§ REQUIRED WORK:
Please copy out word for word the lines of the material from its start up to and including the line with "The removal device 58 is at (717, 392).".

(begin)

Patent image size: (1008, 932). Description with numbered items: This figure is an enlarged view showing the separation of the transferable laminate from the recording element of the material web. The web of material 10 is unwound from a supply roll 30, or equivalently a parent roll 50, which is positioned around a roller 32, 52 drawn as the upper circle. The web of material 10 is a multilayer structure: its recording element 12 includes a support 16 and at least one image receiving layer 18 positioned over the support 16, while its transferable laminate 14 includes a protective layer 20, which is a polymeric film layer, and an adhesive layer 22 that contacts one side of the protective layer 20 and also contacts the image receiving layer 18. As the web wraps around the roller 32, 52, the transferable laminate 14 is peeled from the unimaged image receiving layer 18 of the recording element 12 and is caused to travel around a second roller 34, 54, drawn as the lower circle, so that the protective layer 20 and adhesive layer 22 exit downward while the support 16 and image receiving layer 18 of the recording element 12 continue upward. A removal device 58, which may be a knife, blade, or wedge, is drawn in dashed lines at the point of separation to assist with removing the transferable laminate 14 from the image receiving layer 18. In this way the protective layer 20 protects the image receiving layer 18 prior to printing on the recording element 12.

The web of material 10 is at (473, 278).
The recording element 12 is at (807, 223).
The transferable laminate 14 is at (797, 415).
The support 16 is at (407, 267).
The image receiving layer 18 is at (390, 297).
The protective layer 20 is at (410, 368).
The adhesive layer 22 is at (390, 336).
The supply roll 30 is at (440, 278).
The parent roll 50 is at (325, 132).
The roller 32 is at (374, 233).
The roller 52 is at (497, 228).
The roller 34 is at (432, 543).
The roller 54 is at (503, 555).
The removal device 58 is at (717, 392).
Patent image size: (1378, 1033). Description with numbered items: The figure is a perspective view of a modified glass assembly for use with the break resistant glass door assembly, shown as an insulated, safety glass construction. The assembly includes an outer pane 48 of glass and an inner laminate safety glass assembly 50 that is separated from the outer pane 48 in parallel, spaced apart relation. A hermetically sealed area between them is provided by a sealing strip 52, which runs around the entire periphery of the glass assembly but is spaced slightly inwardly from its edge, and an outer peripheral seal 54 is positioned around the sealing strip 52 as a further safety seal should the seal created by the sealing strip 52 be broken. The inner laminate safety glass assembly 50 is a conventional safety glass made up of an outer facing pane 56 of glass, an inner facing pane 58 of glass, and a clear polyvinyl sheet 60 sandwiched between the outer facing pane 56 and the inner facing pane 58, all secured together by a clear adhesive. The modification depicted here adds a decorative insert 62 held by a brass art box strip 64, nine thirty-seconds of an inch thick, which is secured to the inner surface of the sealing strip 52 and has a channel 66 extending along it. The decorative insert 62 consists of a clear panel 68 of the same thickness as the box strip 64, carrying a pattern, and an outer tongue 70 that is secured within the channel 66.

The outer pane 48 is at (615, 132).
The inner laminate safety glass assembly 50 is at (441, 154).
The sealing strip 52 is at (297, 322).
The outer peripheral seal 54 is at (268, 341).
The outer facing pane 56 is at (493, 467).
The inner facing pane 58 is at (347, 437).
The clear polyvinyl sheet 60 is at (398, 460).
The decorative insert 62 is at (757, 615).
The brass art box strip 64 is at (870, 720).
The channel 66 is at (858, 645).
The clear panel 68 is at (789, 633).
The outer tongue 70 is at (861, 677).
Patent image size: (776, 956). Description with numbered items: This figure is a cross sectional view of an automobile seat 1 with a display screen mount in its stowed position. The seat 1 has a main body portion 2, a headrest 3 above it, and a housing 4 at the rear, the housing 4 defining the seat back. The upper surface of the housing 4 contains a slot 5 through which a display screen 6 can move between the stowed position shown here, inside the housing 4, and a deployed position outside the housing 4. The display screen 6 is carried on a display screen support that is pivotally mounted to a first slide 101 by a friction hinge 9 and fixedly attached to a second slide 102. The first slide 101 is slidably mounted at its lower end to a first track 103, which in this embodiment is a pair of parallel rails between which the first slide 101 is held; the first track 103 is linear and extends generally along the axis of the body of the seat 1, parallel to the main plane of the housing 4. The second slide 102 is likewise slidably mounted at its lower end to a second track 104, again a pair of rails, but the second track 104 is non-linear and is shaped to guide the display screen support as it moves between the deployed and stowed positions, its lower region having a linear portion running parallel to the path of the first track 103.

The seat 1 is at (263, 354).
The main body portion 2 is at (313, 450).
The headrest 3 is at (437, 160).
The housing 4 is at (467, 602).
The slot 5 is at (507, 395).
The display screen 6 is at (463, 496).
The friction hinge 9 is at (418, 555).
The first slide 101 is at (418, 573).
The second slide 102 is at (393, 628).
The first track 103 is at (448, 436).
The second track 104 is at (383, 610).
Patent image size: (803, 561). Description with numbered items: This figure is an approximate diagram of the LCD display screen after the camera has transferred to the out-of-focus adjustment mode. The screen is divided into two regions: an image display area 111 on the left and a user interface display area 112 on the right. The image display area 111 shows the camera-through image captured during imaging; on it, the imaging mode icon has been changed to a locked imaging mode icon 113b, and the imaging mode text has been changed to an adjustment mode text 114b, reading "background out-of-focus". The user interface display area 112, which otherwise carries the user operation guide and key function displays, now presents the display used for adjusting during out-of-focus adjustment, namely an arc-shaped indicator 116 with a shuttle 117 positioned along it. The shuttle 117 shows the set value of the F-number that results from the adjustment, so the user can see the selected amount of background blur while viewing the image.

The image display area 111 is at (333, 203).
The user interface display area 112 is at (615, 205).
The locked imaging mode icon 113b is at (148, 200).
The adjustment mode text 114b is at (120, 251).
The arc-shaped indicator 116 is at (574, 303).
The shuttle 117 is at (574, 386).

(end)

§ EXERCISE RESULT:
Patent image size: (1008, 932). Description with numbered items: This figure is an enlarged view showing the separation of the transferable laminate from the recording element of the material web. The web of material 10 is unwound from a supply roll 30, or equivalently a parent roll 50, which is positioned around a roller 32, 52 drawn as the upper circle. The web of material 10 is a multilayer structure: its recording element 12 includes a support 16 and at least one image receiving layer 18 positioned over the support 16, while its transferable laminate 14 includes a protective layer 20, which is a polymeric film layer, and an adhesive layer 22 that contacts one side of the protective layer 20 and also contacts the image receiving layer 18. As the web wraps around the roller 32, 52, the transferable laminate 14 is peeled from the unimaged image receiving layer 18 of the recording element 12 and is caused to travel around a second roller 34, 54, drawn as the lower circle, so that the protective layer 20 and adhesive layer 22 exit downward while the support 16 and image receiving layer 18 of the recording element 12 continue upward. A removal device 58, which may be a knife, blade, or wedge, is drawn in dashed lines at the point of separation to assist with removing the transferable laminate 14 from the image receiving layer 18. In this way the protective layer 20 protects the image receiving layer 18 prior to printing on the recording element 12.

The web of material 10 is at (473, 278).
The recording element 12 is at (807, 223).
The transferable laminate 14 is at (797, 415).
The support 16 is at (407, 267).
The image receiving layer 18 is at (390, 297).
The protective layer 20 is at (410, 368).
The adhesive layer 22 is at (390, 336).
The supply roll 30 is at (440, 278).
The parent roll 50 is at (325, 132).
The roller 32 is at (374, 233).
The roller 52 is at (497, 228).
The roller 34 is at (432, 543).
The roller 54 is at (503, 555).
The removal device 58 is at (717, 392).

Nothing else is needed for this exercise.